━━━━━ Extracted information ━━━━━

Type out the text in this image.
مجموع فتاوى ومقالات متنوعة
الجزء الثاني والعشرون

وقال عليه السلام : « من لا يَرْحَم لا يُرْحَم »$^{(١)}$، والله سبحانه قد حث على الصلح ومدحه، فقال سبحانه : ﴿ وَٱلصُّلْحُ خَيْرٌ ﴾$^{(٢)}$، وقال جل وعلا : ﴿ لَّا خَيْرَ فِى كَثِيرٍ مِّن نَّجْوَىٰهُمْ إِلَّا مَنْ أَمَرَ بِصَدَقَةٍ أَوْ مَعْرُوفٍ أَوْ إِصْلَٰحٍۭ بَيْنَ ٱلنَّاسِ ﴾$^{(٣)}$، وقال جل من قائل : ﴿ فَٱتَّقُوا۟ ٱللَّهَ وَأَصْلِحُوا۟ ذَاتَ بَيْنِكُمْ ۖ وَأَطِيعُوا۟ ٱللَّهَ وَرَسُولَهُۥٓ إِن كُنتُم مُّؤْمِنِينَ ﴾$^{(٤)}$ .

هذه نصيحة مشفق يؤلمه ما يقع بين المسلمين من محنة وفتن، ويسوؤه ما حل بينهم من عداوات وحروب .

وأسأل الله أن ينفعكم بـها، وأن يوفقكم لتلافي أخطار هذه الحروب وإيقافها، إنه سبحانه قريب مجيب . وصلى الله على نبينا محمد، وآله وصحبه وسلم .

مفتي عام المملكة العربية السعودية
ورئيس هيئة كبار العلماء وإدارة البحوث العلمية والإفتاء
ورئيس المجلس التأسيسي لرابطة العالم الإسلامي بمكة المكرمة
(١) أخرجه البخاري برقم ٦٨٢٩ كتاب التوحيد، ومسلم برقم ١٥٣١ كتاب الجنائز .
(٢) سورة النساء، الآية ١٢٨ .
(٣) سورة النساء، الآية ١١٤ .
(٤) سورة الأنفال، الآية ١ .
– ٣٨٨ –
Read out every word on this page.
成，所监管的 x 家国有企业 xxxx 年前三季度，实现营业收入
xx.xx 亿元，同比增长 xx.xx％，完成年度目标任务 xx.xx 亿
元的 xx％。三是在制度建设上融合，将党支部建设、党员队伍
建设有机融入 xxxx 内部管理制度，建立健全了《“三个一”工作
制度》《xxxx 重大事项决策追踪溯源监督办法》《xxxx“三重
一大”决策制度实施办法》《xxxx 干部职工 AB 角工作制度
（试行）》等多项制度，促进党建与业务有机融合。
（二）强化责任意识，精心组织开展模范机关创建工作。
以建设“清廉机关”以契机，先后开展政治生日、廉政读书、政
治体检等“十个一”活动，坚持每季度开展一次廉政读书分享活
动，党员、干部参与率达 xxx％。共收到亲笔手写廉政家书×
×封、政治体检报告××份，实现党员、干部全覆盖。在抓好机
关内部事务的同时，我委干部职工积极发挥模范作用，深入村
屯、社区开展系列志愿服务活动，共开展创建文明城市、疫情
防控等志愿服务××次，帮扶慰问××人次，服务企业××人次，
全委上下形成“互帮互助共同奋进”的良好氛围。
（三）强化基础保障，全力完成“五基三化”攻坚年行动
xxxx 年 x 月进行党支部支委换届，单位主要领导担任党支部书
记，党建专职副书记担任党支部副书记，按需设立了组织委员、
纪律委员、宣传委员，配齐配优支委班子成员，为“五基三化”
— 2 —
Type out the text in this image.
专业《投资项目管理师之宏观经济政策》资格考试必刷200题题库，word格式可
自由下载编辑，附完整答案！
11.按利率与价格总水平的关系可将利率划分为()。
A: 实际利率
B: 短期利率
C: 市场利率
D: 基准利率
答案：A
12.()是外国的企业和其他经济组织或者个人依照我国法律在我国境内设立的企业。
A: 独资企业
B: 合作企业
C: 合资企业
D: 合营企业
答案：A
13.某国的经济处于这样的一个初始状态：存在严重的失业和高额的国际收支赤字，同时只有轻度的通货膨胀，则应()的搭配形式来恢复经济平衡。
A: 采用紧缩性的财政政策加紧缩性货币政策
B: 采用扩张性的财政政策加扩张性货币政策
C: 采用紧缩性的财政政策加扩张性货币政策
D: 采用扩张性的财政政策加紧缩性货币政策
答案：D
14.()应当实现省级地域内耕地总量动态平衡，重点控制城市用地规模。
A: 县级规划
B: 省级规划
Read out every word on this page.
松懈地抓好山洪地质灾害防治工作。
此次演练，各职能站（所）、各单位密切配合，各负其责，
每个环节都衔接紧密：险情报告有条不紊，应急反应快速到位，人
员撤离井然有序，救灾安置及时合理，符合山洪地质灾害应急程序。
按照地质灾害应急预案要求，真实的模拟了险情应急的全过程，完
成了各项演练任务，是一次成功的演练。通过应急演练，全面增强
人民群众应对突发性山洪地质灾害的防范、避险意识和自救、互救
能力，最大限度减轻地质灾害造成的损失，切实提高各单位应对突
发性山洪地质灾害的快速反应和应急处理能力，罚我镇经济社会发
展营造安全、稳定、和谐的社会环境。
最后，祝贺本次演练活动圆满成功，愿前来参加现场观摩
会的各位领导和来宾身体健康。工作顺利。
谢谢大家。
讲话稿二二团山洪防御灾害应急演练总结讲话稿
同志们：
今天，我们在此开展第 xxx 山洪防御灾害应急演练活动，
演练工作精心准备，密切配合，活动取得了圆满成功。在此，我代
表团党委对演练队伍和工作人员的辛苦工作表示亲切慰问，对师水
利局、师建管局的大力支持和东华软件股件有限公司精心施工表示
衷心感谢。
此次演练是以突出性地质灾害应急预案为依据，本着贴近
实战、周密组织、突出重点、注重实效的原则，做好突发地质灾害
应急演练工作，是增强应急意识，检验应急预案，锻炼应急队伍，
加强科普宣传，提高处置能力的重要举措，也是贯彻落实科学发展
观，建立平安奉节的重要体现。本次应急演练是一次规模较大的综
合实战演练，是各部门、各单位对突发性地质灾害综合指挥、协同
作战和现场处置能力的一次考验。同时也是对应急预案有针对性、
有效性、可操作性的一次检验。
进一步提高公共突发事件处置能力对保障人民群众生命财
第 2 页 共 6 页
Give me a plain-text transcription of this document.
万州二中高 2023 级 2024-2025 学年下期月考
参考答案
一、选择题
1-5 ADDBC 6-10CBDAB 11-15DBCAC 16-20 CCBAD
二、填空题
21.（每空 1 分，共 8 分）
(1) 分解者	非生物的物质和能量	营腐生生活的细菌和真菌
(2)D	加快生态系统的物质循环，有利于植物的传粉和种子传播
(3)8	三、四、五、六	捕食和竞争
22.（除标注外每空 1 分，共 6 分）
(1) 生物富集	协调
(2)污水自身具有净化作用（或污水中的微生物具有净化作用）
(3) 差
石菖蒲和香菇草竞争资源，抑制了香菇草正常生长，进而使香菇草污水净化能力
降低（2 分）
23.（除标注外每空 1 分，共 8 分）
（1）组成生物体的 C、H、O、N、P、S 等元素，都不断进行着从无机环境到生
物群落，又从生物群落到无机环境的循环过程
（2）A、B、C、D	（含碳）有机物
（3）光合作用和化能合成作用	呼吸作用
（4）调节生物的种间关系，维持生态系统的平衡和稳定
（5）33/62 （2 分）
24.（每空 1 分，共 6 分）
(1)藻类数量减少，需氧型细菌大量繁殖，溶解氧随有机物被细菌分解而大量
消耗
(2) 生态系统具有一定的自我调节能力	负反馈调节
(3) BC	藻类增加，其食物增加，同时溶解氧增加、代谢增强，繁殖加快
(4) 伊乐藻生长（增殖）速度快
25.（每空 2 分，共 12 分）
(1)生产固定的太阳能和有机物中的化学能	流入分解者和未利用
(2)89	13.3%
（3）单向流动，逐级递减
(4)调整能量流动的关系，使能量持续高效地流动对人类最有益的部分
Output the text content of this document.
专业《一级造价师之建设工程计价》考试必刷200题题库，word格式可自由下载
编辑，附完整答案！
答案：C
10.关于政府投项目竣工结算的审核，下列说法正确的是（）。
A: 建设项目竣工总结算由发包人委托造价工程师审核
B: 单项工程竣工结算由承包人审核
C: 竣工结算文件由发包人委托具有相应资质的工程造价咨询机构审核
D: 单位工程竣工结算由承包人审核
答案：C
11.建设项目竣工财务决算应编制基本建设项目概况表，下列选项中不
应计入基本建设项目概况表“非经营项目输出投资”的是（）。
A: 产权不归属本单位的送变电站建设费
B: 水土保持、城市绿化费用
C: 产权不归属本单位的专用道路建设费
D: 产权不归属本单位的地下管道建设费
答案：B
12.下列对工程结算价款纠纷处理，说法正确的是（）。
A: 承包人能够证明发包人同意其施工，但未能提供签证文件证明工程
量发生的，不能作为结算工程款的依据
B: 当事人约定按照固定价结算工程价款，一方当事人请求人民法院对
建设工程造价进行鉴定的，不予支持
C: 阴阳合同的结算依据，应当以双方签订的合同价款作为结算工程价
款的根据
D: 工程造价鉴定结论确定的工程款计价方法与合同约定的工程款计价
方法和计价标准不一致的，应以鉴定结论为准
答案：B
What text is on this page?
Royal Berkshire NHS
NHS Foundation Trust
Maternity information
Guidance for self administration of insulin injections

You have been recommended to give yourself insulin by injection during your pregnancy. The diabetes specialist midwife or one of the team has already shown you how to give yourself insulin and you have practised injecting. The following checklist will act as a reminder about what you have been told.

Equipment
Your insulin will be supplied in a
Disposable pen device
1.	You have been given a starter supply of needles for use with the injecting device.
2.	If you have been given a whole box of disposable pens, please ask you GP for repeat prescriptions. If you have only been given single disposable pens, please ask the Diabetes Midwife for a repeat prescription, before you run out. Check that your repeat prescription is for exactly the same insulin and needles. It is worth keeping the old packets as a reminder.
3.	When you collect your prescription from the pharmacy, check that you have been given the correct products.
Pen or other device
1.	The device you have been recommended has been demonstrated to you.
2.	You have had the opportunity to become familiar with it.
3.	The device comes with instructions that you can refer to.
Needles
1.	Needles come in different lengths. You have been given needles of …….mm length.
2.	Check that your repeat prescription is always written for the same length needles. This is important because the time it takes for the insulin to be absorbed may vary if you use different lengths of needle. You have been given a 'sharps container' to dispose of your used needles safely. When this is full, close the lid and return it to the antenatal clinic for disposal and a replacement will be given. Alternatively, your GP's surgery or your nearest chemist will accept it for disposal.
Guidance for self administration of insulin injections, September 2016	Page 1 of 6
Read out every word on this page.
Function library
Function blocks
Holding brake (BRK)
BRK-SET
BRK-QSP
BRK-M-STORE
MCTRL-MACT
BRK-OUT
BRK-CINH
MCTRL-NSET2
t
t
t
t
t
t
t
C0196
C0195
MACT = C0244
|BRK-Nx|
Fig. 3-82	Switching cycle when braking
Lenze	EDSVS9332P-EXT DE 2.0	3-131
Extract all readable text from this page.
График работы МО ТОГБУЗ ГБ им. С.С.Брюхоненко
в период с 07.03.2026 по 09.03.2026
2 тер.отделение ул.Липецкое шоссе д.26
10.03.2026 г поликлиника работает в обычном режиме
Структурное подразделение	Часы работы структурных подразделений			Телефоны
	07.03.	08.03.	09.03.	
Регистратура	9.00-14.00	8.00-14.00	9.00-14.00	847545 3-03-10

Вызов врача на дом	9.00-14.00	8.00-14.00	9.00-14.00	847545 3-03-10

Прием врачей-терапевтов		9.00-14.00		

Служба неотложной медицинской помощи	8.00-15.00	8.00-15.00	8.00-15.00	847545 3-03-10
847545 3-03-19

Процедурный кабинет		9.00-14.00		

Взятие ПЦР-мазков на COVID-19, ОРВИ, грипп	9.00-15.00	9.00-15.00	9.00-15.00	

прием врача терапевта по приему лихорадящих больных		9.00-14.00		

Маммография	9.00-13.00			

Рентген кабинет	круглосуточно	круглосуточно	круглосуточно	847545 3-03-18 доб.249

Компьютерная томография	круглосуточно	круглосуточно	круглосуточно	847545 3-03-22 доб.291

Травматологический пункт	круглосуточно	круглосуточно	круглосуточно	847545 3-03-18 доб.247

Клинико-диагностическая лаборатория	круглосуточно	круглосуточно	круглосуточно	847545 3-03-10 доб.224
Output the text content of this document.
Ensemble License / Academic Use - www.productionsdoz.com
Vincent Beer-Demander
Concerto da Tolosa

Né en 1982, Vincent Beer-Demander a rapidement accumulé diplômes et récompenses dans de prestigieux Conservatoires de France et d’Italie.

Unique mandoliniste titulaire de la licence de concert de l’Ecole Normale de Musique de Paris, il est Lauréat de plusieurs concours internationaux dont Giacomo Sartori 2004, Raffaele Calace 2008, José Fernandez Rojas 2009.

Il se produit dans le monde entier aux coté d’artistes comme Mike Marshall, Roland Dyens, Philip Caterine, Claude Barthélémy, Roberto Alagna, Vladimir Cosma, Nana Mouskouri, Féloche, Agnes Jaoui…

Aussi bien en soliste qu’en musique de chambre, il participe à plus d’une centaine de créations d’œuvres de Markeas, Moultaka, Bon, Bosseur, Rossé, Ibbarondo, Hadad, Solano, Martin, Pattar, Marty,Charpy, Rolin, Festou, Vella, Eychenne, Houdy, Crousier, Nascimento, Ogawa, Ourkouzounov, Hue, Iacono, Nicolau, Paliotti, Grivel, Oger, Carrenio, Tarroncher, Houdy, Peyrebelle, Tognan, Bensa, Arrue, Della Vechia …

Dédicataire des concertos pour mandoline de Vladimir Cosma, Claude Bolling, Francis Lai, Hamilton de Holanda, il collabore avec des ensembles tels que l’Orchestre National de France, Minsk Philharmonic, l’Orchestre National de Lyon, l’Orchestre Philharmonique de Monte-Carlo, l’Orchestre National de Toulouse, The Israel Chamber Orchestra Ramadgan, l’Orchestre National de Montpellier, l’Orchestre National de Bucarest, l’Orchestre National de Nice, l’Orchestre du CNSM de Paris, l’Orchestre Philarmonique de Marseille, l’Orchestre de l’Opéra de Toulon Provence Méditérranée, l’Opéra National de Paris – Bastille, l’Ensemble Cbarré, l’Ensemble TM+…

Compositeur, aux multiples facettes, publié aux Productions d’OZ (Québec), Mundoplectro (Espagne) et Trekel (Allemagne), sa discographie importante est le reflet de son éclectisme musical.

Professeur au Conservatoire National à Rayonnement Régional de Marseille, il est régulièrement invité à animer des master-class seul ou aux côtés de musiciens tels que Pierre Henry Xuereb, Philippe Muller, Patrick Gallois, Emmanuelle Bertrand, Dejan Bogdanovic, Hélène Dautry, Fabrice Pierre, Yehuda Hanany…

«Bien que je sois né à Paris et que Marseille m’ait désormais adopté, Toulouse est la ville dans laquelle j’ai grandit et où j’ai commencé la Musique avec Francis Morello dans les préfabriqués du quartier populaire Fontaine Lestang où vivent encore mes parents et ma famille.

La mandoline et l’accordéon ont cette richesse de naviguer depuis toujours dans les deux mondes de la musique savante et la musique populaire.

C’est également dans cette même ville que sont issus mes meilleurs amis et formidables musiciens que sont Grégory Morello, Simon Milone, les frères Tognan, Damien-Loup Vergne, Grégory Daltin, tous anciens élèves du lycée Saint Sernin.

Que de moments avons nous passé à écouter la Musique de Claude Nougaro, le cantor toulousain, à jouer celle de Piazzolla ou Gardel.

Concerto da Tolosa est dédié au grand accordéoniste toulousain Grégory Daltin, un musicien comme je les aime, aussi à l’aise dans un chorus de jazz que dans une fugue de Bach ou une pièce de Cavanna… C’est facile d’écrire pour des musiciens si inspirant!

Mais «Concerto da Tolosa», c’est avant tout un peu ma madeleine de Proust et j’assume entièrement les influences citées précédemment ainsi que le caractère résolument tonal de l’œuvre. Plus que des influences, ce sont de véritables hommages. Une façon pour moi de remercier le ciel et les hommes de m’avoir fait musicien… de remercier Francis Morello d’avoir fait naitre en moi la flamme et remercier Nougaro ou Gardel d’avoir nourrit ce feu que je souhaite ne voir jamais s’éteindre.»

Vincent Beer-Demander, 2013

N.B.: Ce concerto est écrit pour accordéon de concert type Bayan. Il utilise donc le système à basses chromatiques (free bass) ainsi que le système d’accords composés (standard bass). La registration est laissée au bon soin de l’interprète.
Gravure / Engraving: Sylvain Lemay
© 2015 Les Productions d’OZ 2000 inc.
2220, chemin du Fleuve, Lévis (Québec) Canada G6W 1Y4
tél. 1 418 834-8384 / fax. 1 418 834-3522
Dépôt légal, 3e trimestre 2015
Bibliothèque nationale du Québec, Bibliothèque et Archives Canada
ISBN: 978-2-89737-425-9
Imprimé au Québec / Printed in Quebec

━━━━━

=== Task directions ===
In the entries above, identify every line with the word "Grégory". Copy those lines.

=== Task answer ===
C’est également dans cette même ville que sont issus mes meilleurs amis et formidables musiciens que sont Grégory Morello, Simon Milone, les frères Tognan, Damien-Loup Vergne, Grégory Daltin, tous anciens élèves du lycée Saint Sernin.
Concerto da Tolosa est dédié au grand accordéoniste toulousain Grégory Daltin, un musicien comme je les aime, aussi à l’aise dans un chorus de jazz que dans une fugue de Bach ou une pièce de Cavanna… C’est facile d’écrire pour des musiciens si inspirant!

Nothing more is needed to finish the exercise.